§ SET EXERCISE:
Determine how many lines in the data below contain "malignant" and write only that number.
———
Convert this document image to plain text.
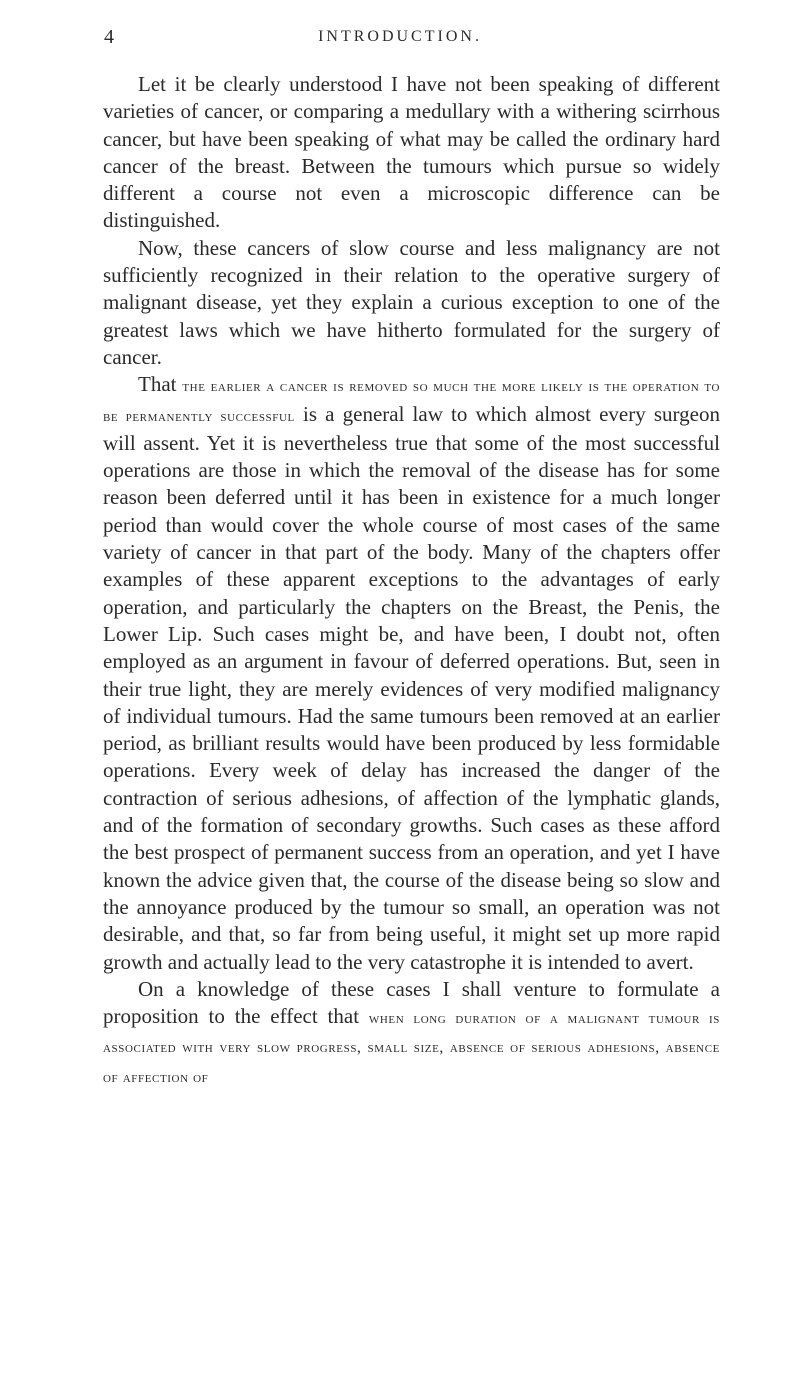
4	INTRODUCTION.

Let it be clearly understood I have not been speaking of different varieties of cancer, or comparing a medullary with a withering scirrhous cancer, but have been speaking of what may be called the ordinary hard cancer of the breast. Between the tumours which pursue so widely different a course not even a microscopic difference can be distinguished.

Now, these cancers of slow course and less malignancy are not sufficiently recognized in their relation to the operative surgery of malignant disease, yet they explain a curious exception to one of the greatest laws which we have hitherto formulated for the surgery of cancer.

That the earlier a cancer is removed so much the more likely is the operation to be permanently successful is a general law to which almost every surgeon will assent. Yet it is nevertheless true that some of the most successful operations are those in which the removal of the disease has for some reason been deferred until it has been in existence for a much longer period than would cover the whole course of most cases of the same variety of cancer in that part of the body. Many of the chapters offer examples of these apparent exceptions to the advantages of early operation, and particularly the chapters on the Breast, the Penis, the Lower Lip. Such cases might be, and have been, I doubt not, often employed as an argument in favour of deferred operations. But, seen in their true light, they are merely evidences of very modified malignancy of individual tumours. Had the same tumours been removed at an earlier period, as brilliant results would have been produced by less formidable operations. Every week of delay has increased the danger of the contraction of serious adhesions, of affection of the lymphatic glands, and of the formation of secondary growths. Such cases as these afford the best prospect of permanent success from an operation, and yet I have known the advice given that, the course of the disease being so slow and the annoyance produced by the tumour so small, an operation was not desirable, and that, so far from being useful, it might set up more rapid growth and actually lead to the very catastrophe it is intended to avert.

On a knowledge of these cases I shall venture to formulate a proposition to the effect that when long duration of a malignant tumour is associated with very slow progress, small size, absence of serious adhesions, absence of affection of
———
§ WORKED SOLUTION:
2